TO BE DONE
Pull each line containing "Output" out of the data and copy it.

[Stored data entries]
═══

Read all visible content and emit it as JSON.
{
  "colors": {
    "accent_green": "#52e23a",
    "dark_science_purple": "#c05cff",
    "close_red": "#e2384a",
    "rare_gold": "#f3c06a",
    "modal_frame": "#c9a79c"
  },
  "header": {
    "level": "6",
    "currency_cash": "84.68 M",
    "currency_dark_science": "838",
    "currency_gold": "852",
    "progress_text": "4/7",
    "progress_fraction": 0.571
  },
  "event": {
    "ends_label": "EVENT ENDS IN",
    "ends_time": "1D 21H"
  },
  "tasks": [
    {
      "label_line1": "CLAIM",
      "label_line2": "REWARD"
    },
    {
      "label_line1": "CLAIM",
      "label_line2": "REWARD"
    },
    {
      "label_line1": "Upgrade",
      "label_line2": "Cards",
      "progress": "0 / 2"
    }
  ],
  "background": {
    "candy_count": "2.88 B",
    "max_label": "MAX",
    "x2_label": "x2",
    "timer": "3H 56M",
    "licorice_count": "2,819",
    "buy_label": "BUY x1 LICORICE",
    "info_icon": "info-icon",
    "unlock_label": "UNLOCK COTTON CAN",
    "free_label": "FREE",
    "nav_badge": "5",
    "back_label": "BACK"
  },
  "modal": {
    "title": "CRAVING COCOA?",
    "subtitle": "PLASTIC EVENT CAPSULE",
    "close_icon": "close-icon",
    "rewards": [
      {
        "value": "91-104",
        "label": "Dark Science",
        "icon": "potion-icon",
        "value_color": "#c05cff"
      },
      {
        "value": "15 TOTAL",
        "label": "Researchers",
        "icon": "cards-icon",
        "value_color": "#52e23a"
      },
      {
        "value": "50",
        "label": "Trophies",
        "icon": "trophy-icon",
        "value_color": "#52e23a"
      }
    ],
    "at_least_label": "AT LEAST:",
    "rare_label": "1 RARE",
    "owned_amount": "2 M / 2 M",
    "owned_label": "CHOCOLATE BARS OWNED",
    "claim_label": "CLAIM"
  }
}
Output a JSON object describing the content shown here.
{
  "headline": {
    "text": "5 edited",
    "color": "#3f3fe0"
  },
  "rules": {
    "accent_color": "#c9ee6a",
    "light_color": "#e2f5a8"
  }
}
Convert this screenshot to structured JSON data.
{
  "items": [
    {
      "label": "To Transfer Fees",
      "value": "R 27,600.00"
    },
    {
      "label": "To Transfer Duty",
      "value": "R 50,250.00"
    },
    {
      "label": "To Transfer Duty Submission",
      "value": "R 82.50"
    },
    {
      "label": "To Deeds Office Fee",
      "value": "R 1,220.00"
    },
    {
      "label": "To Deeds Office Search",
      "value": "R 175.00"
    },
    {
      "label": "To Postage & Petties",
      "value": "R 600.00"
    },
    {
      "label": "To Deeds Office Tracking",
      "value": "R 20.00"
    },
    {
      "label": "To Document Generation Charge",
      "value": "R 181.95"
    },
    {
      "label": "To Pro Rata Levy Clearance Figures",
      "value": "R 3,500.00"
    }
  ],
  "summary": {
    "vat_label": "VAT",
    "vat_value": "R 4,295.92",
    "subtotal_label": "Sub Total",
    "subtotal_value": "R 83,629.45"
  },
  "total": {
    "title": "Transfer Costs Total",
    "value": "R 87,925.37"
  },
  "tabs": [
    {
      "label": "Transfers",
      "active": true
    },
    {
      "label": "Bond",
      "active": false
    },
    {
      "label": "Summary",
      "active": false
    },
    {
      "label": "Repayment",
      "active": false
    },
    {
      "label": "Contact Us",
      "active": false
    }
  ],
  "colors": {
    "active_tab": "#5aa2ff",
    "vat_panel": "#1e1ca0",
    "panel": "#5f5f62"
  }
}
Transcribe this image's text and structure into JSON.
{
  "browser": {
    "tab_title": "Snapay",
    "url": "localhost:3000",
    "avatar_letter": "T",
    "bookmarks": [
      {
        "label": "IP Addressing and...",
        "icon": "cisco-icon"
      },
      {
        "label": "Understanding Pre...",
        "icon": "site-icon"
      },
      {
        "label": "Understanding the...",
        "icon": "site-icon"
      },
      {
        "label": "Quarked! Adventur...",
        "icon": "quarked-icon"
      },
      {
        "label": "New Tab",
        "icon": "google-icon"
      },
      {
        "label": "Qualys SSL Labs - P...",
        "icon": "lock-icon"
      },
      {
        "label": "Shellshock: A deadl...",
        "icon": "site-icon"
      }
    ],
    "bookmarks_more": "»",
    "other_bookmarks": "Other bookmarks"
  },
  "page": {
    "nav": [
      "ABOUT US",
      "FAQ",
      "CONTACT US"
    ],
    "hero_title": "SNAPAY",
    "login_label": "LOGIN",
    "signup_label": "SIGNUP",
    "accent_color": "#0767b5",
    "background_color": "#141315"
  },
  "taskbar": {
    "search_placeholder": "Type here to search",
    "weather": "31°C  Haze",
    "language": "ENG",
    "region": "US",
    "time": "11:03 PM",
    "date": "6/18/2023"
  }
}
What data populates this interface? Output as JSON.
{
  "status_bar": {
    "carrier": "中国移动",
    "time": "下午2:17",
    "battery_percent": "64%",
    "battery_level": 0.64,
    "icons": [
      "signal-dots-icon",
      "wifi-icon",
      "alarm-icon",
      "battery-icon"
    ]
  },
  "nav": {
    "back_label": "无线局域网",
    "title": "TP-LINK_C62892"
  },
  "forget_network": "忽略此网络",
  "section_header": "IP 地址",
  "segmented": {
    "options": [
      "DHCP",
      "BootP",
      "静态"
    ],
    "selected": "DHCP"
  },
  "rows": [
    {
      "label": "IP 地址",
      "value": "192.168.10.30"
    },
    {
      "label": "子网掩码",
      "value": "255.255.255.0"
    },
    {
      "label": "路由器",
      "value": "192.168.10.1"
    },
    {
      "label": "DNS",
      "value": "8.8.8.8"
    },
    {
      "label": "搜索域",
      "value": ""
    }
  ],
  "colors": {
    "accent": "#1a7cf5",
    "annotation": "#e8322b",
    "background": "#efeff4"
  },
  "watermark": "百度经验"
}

═══

FINAL RESULT
Output a JSON object describing the content shown here.
What data populates this interface? Output as JSON.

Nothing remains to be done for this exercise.